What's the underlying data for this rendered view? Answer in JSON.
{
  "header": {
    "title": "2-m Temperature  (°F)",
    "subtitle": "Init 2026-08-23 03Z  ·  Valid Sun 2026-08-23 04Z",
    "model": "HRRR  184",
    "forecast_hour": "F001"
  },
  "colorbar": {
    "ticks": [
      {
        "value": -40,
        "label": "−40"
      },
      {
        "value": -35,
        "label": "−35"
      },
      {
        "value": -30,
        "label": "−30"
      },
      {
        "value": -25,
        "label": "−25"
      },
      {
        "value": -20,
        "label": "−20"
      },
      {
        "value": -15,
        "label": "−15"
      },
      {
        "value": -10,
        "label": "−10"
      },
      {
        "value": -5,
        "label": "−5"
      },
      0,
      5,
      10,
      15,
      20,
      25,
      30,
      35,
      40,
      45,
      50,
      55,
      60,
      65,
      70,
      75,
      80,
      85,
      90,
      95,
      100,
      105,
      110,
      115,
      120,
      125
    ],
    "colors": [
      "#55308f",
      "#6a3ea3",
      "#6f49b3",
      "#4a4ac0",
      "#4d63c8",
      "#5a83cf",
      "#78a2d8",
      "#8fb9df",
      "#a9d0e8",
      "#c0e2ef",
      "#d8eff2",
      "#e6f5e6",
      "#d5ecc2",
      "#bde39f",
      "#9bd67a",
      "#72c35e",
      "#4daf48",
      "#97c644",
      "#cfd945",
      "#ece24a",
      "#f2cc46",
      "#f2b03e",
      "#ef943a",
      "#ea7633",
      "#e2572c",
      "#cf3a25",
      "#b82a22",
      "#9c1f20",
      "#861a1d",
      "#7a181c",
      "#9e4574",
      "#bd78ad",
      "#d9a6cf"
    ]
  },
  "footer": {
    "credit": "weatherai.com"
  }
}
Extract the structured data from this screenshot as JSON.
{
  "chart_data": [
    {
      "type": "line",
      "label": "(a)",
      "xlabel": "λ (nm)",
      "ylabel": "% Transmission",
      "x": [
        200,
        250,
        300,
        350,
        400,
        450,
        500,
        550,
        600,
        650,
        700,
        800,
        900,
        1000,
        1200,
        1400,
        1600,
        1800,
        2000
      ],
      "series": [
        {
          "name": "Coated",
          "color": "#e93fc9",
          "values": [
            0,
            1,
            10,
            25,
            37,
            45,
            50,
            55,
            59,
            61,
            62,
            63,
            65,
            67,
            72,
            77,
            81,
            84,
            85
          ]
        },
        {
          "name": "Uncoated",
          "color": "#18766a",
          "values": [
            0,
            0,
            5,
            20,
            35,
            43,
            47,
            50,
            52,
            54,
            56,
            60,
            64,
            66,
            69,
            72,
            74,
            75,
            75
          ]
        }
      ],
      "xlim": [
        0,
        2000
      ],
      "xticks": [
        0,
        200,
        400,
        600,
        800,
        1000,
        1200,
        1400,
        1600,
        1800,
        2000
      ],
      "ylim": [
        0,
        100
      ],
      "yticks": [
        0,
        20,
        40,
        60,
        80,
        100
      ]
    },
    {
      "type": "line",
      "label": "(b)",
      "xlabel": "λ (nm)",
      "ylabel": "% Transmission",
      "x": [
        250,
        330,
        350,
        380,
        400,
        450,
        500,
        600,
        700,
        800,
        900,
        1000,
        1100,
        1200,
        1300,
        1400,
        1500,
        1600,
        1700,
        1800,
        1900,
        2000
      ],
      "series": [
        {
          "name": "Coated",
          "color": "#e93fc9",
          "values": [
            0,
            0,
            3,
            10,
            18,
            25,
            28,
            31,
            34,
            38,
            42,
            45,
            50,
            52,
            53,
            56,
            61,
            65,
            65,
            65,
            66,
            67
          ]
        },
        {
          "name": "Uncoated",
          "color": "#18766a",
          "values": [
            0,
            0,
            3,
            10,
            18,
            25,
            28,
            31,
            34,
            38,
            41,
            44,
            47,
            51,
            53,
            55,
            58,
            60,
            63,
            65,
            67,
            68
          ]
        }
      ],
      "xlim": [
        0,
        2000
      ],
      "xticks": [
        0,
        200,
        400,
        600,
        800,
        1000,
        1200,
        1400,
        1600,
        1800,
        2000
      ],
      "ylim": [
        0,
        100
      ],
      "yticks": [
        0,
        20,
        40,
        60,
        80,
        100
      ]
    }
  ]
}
------------------------------
**Your task**
From the listing above, extract all records word for word.

**Written solution**
What's the underlying data for this rendered view? Answer in JSON.
{
  "header": {
    "title": "2-m Temperature  (°F)",
    "subtitle": "Init 2026-08-23 03Z  ·  Valid Sun 2026-08-23 04Z",
    "model": "HRRR  184",
    "forecast_hour": "F001"
  },
  "colorbar": {
    "ticks": [
      {
        "value": -40,
        "label": "−40"
      },
      {
        "value": -35,
        "label": "−35"
      },
      {
        "value": -30,
        "label": "−30"
      },
      {
        "value": -25,
        "label": "−25"
      },
      {
        "value": -20,
        "label": "−20"
      },
      {
        "value": -15,
        "label": "−15"
      },
      {
        "value": -10,
        "label": "−10"
      },
      {
        "value": -5,
        "label": "−5"
      },
      0,
      5,
      10,
      15,
      20,
      25,
      30,
      35,
      40,
      45,
      50,
      55,
      60,
      65,
      70,
      75,
      80,
      85,
      90,
      95,
      100,
      105,
      110,
      115,
      120,
      125
    ],
    "colors": [
      "#55308f",
      "#6a3ea3",
      "#6f49b3",
      "#4a4ac0",
      "#4d63c8",
      "#5a83cf",
      "#78a2d8",
      "#8fb9df",
      "#a9d0e8",
      "#c0e2ef",
      "#d8eff2",
      "#e6f5e6",
      "#d5ecc2",
      "#bde39f",
      "#9bd67a",
      "#72c35e",
      "#4daf48",
      "#97c644",
      "#cfd945",
      "#ece24a",
      "#f2cc46",
      "#f2b03e",
      "#ef943a",
      "#ea7633",
      "#e2572c",
      "#cf3a25",
      "#b82a22",
      "#9c1f20",
      "#861a1d",
      "#7a181c",
      "#9e4574",
      "#bd78ad",
      "#d9a6cf"
    ]
  },
  "footer": {
    "credit": "weatherai.com"
  }
}
Extract the structured data from this screenshot as JSON.
{
  "chart_data": [
    {
      "type": "line",
      "label": "(a)",
      "xlabel": "λ (nm)",
      "ylabel": "% Transmission",
      "x": [
        200,
        250,
        300,
        350,
        400,
        450,
        500,
        550,
        600,
        650,
        700,
        800,
        900,
        1000,
        1200,
        1400,
        1600,
        1800,
        2000
      ],
      "series": [
        {
          "name": "Coated",
          "color": "#e93fc9",
          "values": [
            0,
            1,
            10,
            25,
            37,
            45,
            50,
            55,
            59,
            61,
            62,
            63,
            65,
            67,
            72,
            77,
            81,
            84,
            85
          ]
        },
        {
          "name": "Uncoated",
          "color": "#18766a",
          "values": [
            0,
            0,
            5,
            20,
            35,
            43,
            47,
            50,
            52,
            54,
            56,
            60,
            64,
            66,
            69,
            72,
            74,
            75,
            75
          ]
        }
      ],
      "xlim": [
        0,
        2000
      ],
      "xticks": [
        0,
        200,
        400,
        600,
        800,
        1000,
        1200,
        1400,
        1600,
        1800,
        2000
      ],
      "ylim": [
        0,
        100
      ],
      "yticks": [
        0,
        20,
        40,
        60,
        80,
        100
      ]
    },
    {
      "type": "line",
      "label": "(b)",
      "xlabel": "λ (nm)",
      "ylabel": "% Transmission",
      "x": [
        250,
        330,
        350,
        380,
        400,
        450,
        500,
        600,
        700,
        800,
        900,
        1000,
        1100,
        1200,
        1300,
        1400,
        1500,
        1600,
        1700,
        1800,
        1900,
        2000
      ],
      "series": [
        {
          "name": "Coated",
          "color": "#e93fc9",
          "values": [
            0,
            0,
            3,
            10,
            18,
            25,
            28,
            31,
            34,
            38,
            42,
            45,
            50,
            52,
            53,
            56,
            61,
            65,
            65,
            65,
            66,
            67
          ]
        },
        {
          "name": "Uncoated",
          "color": "#18766a",
          "values": [
            0,
            0,
            3,
            10,
            18,
            25,
            28,
            31,
            34,
            38,
            41,
            44,
            47,
            51,
            53,
            55,
            58,
            60,
            63,
            65,
            67,
            68
          ]
        }
      ],
      "xlim": [
        0,
        2000
      ],
      "xticks": [
        0,
        200,
        400,
        600,
        800,
        1000,
        1200,
        1400,
        1600,
        1800,
        2000
      ],
      "ylim": [
        0,
        100
      ],
      "yticks": [
        0,
        20,
        40,
        60,
        80,
        100
      ]
    }
  ]
}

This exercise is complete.